● **Goal of the exercise**
State how many lines in the listing below include the word "screenshot". Give nothing but the number.

● **Data provided**
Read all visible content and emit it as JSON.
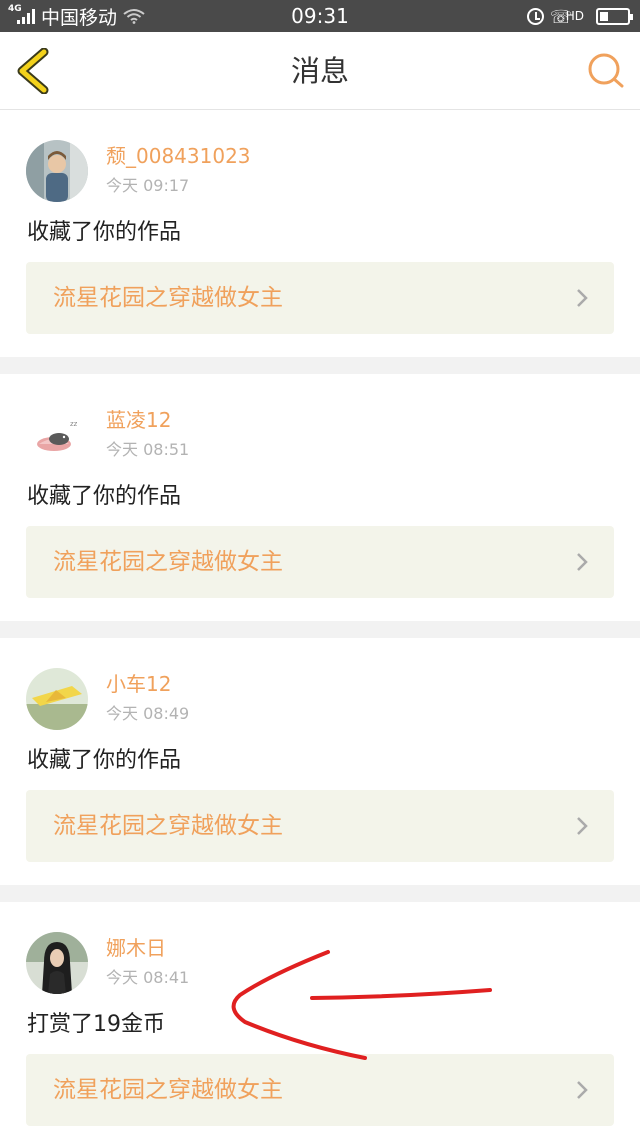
{
  "status_bar": {
    "network_type": "4G",
    "carrier": "中国移动",
    "time": "09:31",
    "hd_label": "HD",
    "icons": [
      "signal-icon",
      "wifi-icon",
      "alarm-icon",
      "hd-call-icon",
      "battery-icon"
    ],
    "battery_level": 0.3
  },
  "header": {
    "title": "消息",
    "back_icon": "chevron-left-icon",
    "search_icon": "search-icon"
  },
  "messages": [
    {
      "username": "颓_008431023",
      "time": "今天 09:17",
      "action": "收藏了你的作品",
      "work_title": "流星花园之穿越做女主"
    },
    {
      "username": "蓝凌12",
      "time": "今天 08:51",
      "action": "收藏了你的作品",
      "work_title": "流星花园之穿越做女主"
    },
    {
      "username": "小车12",
      "time": "今天 08:49",
      "action": "收藏了你的作品",
      "work_title": "流星花园之穿越做女主"
    },
    {
      "username": "娜木日",
      "time": "今天 08:41",
      "action": "打赏了19金币",
      "work_title": "流星花园之穿越做女主"
    }
  ],
  "colors": {
    "accent": "#f0a15c",
    "back_icon": "#f3d21b",
    "card_work_bg": "#f3f4ea",
    "annotation": "#e02020",
    "status_bar_bg": "#4a4a4a"
  }
}
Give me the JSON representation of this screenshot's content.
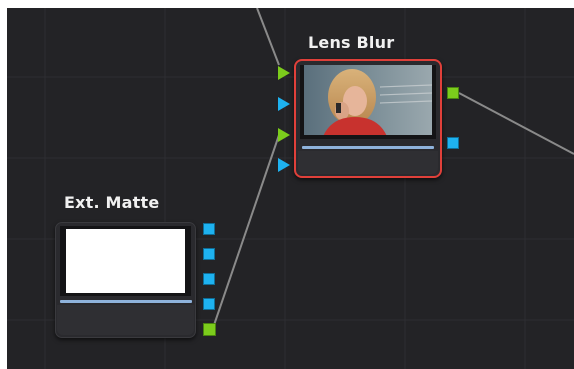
{
  "nodes": {
    "lens_blur": {
      "title": "Lens Blur",
      "selected": true,
      "selection_color": "#e0403a",
      "thumbnail": "photo of woman with blonde hair on phone",
      "inputs": [
        {
          "shape": "triangle",
          "color": "#7ccc1c"
        },
        {
          "shape": "triangle",
          "color": "#1eb2f0"
        },
        {
          "shape": "triangle",
          "color": "#7ccc1c"
        },
        {
          "shape": "triangle",
          "color": "#1eb2f0"
        }
      ],
      "outputs": [
        {
          "shape": "square",
          "color": "#7ccc1c"
        },
        {
          "shape": "square",
          "color": "#1eb2f0"
        }
      ]
    },
    "ext_matte": {
      "title": "Ext. Matte",
      "selected": false,
      "thumbnail": "white matte",
      "outputs": [
        {
          "shape": "square",
          "color": "#1eb2f0"
        },
        {
          "shape": "square",
          "color": "#1eb2f0"
        },
        {
          "shape": "square",
          "color": "#1eb2f0"
        },
        {
          "shape": "square",
          "color": "#1eb2f0"
        },
        {
          "shape": "square",
          "color": "#7ccc1c"
        }
      ]
    }
  },
  "colors": {
    "canvas_bg": "#232326",
    "grid_line": "#2f2f33",
    "wire": "#8a8a8a",
    "port_green": "#7ccc1c",
    "port_blue": "#1eb2f0"
  }
}
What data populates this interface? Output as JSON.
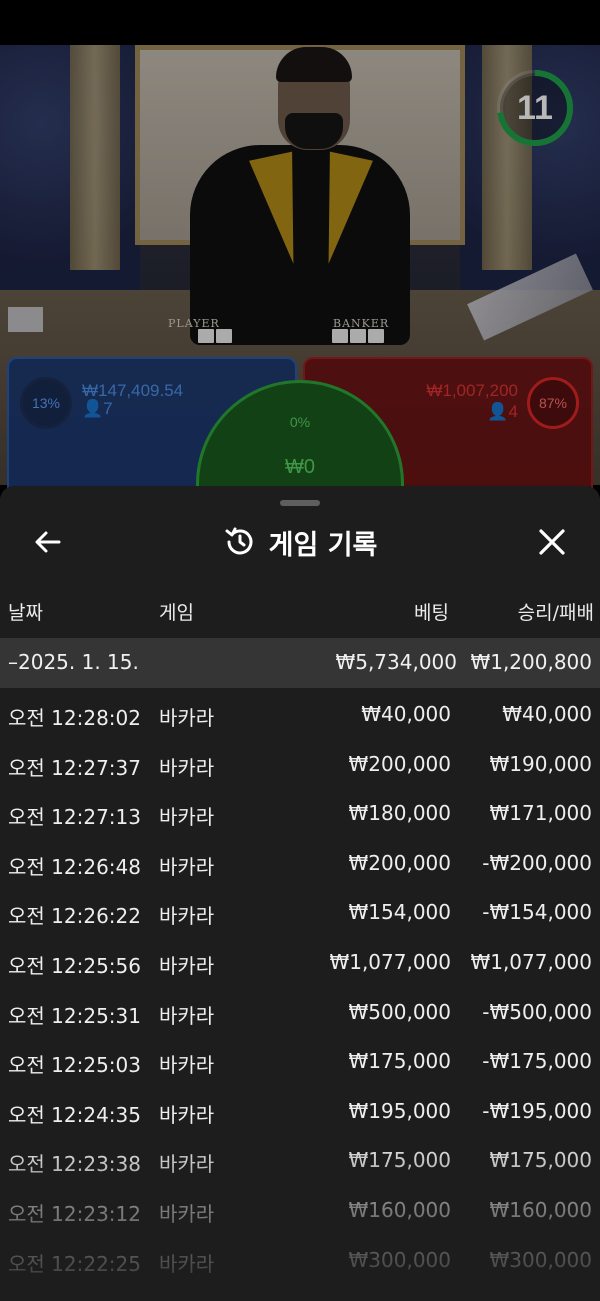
{
  "timer": {
    "seconds": "11",
    "ring_color": "#1fa34a"
  },
  "table": {
    "player_label": "PLAYER",
    "banker_label": "BANKER"
  },
  "bets": {
    "player": {
      "percent": "13%",
      "amount": "₩147,409.54",
      "count": "👤7",
      "color": "#2a5cb4"
    },
    "banker": {
      "percent": "87%",
      "amount": "₩1,007,200",
      "count": "👤4",
      "color": "#a41e1e"
    },
    "tie": {
      "percent": "0%",
      "amount": "₩0",
      "color": "#2ea53a"
    }
  },
  "sheet": {
    "title": "게임 기록",
    "history_icon": "history-icon",
    "back_icon": "arrow-left-icon",
    "close_icon": "close-icon",
    "columns": {
      "date": "날짜",
      "game": "게임",
      "bet": "베팅",
      "result": "승리/패배"
    },
    "date_group": {
      "label": "–2025. 1. 15.",
      "bet_total": "₩5,734,000",
      "result_total": "₩1,200,800"
    },
    "rows": [
      {
        "time": "오전 12:28:02",
        "game": "바카라",
        "bet": "₩40,000",
        "result": "₩40,000"
      },
      {
        "time": "오전 12:27:37",
        "game": "바카라",
        "bet": "₩200,000",
        "result": "₩190,000"
      },
      {
        "time": "오전 12:27:13",
        "game": "바카라",
        "bet": "₩180,000",
        "result": "₩171,000"
      },
      {
        "time": "오전 12:26:48",
        "game": "바카라",
        "bet": "₩200,000",
        "result": "-₩200,000"
      },
      {
        "time": "오전 12:26:22",
        "game": "바카라",
        "bet": "₩154,000",
        "result": "-₩154,000"
      },
      {
        "time": "오전 12:25:56",
        "game": "바카라",
        "bet": "₩1,077,000",
        "result": "₩1,077,000"
      },
      {
        "time": "오전 12:25:31",
        "game": "바카라",
        "bet": "₩500,000",
        "result": "-₩500,000"
      },
      {
        "time": "오전 12:25:03",
        "game": "바카라",
        "bet": "₩175,000",
        "result": "-₩175,000"
      },
      {
        "time": "오전 12:24:35",
        "game": "바카라",
        "bet": "₩195,000",
        "result": "-₩195,000"
      },
      {
        "time": "오전 12:23:38",
        "game": "바카라",
        "bet": "₩175,000",
        "result": "₩175,000"
      },
      {
        "time": "오전 12:23:12",
        "game": "바카라",
        "bet": "₩160,000",
        "result": "₩160,000"
      },
      {
        "time": "오전 12:22:25",
        "game": "바카라",
        "bet": "₩300,000",
        "result": "₩300,000"
      }
    ]
  }
}
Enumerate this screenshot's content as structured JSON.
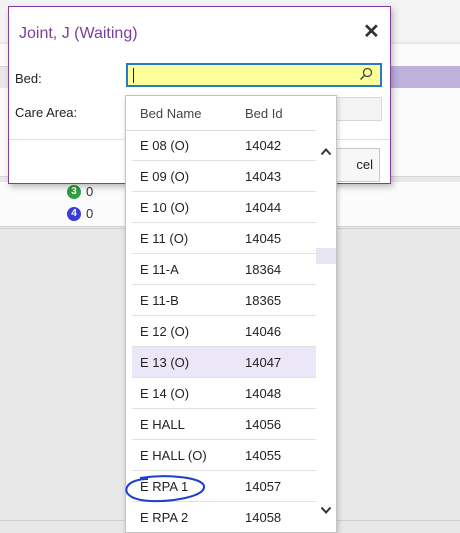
{
  "dialog": {
    "title": "Joint, J (Waiting)",
    "bed_label": "Bed:",
    "care_area_label": "Care Area:",
    "bed_value": "",
    "cancel_label": "cel"
  },
  "dropdown": {
    "headers": [
      "Bed Name",
      "Bed Id"
    ],
    "rows": [
      {
        "name": "E 08 (O)",
        "id": "14042"
      },
      {
        "name": "E 09 (O)",
        "id": "14043"
      },
      {
        "name": "E 10 (O)",
        "id": "14044"
      },
      {
        "name": "E 11 (O)",
        "id": "14045"
      },
      {
        "name": "E 11-A",
        "id": "18364"
      },
      {
        "name": "E 11-B",
        "id": "18365"
      },
      {
        "name": "E 12 (O)",
        "id": "14046"
      },
      {
        "name": "E 13 (O)",
        "id": "14047"
      },
      {
        "name": "E 14 (O)",
        "id": "14048"
      },
      {
        "name": "E HALL",
        "id": "14056"
      },
      {
        "name": "E HALL (O)",
        "id": "14055"
      },
      {
        "name": "E RPA 1",
        "id": "14057"
      },
      {
        "name": "E RPA 2",
        "id": "14058"
      }
    ],
    "selected_index": 7,
    "annotated_index": 11
  },
  "background": {
    "badges": [
      {
        "num": "3",
        "text": "0",
        "color": "#2e9e3e"
      },
      {
        "num": "4",
        "text": "0",
        "color": "#3b3bd6"
      }
    ]
  },
  "colors": {
    "accent": "#7b3f9a",
    "input_highlight": "#ffff99",
    "focus_border": "#2a78c8",
    "annotation": "#1e3fcf"
  }
}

● **Reply to the task**
2